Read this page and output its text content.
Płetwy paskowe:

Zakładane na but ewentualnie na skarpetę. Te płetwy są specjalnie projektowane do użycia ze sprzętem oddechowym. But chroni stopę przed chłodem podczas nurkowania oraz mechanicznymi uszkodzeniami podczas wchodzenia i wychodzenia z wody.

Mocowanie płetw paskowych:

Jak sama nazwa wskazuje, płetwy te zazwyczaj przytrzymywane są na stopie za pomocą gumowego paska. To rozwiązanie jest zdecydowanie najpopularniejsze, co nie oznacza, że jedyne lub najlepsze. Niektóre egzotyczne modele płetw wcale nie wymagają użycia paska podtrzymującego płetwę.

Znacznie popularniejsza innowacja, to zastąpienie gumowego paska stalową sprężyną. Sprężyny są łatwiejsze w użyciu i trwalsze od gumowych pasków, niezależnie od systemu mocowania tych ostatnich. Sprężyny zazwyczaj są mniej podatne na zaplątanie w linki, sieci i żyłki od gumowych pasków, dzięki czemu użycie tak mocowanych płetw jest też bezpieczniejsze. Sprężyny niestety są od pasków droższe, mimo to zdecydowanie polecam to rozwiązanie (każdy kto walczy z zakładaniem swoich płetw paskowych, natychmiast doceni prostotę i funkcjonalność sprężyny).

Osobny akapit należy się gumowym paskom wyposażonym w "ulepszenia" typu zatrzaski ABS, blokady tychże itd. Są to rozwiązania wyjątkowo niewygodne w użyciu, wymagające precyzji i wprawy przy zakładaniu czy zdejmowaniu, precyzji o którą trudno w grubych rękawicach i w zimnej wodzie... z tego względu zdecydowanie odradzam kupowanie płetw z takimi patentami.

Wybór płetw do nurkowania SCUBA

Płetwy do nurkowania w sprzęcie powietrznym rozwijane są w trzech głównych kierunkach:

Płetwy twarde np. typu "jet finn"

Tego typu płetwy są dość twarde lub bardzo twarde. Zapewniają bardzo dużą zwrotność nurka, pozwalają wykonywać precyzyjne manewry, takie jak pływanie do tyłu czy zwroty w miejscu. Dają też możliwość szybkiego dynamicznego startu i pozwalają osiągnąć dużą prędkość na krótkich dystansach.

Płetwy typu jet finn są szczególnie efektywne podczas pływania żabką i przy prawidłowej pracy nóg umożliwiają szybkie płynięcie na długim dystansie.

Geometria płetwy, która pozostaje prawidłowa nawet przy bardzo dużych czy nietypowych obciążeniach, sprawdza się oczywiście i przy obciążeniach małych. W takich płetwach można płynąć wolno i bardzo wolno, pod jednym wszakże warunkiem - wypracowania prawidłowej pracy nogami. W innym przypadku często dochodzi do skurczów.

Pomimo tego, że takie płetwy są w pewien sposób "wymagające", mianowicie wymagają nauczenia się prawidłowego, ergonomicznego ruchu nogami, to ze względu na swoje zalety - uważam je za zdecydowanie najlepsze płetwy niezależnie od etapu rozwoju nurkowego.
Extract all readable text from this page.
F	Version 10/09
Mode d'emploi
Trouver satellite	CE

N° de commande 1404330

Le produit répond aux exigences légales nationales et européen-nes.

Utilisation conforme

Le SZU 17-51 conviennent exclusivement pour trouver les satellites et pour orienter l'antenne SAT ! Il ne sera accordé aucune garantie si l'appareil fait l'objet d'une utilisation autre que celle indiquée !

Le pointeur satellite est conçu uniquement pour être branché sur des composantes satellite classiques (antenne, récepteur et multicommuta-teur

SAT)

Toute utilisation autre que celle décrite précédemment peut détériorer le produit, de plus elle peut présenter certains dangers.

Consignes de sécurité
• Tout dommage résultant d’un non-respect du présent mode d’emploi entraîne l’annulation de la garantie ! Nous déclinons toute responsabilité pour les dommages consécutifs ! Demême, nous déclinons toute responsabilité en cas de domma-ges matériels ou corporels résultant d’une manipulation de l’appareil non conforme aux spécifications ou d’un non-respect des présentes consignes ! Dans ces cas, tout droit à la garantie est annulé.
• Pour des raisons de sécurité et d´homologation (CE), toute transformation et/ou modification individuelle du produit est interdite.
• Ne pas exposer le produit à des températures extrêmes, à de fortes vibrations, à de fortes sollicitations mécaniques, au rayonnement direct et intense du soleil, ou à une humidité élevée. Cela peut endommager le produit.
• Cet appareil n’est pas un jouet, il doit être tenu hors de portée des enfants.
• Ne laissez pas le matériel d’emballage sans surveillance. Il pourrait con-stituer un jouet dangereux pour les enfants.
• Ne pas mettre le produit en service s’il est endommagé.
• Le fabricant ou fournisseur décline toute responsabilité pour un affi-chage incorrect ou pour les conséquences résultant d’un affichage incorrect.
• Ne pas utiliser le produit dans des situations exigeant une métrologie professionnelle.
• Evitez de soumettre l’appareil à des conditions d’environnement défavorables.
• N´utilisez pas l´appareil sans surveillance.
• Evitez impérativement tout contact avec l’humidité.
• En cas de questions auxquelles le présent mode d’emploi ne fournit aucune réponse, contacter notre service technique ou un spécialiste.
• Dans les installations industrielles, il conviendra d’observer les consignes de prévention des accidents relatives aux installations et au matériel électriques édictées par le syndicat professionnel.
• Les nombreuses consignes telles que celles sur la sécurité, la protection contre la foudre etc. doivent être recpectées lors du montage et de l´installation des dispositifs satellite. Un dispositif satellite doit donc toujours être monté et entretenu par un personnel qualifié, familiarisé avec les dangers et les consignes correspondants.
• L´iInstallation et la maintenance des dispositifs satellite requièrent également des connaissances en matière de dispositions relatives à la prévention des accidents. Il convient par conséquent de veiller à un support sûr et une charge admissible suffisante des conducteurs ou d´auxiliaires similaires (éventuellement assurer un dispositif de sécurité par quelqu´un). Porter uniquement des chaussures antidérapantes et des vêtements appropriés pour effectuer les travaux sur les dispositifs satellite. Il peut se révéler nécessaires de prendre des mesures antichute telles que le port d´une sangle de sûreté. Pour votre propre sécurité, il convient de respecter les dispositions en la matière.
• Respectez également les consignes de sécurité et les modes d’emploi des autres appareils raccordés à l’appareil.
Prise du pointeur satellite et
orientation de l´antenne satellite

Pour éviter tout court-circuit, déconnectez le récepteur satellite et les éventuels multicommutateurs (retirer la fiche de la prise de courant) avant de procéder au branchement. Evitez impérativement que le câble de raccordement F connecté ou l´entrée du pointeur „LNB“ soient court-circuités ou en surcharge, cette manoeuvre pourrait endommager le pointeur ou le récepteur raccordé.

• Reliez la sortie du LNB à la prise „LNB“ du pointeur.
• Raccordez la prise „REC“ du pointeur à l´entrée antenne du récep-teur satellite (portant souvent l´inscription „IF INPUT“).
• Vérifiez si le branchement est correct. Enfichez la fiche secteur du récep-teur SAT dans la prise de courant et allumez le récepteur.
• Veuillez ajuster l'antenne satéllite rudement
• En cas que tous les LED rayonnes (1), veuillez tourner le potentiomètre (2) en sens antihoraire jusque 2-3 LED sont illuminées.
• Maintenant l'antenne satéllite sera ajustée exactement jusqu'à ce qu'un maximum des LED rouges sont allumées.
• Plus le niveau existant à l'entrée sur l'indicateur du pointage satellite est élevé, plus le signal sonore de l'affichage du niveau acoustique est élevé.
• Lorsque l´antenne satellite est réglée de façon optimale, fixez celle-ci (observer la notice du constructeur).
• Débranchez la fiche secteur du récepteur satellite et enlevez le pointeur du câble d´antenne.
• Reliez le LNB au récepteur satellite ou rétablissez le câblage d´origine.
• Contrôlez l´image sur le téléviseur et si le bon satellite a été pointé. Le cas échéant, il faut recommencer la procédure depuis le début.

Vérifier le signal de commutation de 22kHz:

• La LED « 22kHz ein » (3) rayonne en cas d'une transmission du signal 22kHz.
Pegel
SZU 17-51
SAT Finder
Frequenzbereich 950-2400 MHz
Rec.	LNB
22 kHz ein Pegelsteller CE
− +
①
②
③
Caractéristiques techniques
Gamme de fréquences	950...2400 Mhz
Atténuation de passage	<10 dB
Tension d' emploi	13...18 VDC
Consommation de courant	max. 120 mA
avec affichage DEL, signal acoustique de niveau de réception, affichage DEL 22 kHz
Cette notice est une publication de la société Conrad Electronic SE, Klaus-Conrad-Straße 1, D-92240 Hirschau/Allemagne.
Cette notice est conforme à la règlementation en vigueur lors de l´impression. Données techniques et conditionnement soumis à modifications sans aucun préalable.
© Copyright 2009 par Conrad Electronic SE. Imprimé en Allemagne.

■ ■ ■ ■ ■

_Set problem_: Go over the data above and copy every line that has the word "nurkowania" in it.

_Written answer_:
Zakładane na but ewentualnie na skarpetę. Te płetwy są specjalnie projektowane do użycia ze sprzętem oddechowym. But chroni stopę przed chłodem podczas nurkowania oraz mechanicznymi uszkodzeniami podczas wchodzenia i wychodzenia z wody.
Wybór płetw do nurkowania SCUBA
Płetwy do nurkowania w sprzęcie powietrznym rozwijane są w trzech głównych kierunkach:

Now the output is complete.